TASK REQUIREMENTS: From the entries provided below, copy each line that contains the word "within".

Records about charts and figures
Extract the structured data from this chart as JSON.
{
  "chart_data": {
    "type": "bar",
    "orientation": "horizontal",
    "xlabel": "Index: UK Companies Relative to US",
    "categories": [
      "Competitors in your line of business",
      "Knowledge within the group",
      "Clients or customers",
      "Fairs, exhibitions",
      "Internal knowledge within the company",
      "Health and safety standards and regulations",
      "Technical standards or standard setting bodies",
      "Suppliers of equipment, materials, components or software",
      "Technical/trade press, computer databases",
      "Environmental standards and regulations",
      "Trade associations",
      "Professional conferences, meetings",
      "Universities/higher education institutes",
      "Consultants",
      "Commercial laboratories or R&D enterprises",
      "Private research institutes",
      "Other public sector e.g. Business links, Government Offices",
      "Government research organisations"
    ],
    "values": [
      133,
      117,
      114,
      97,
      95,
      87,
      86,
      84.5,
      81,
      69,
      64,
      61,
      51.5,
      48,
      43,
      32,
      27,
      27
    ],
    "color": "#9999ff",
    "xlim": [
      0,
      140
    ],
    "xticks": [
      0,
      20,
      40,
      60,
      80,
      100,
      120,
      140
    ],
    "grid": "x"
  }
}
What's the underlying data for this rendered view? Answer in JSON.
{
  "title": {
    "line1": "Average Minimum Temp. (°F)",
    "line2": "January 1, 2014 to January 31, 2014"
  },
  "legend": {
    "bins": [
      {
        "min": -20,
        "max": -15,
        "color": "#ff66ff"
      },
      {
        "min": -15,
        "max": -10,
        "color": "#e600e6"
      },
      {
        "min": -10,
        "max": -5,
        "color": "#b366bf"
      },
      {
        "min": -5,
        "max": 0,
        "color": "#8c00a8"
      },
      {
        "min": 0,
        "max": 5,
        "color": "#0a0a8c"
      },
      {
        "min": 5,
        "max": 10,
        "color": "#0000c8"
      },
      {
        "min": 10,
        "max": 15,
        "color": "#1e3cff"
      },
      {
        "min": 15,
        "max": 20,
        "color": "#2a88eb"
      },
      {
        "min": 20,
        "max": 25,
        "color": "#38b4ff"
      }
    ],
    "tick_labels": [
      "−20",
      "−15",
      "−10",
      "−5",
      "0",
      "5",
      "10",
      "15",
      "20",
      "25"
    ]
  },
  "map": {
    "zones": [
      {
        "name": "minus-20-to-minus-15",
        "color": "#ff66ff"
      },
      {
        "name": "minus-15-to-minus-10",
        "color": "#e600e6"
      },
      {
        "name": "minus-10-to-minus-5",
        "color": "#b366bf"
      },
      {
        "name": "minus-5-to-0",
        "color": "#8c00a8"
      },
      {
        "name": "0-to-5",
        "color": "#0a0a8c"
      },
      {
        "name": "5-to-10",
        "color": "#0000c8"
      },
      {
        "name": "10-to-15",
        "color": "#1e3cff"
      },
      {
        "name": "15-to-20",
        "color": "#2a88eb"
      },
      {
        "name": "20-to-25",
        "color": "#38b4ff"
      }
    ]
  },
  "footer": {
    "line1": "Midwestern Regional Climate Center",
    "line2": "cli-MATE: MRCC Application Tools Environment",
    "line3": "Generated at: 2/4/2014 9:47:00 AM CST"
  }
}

TASK RESPONSE:
      "Knowledge within the group",
      "Internal knowledge within the company",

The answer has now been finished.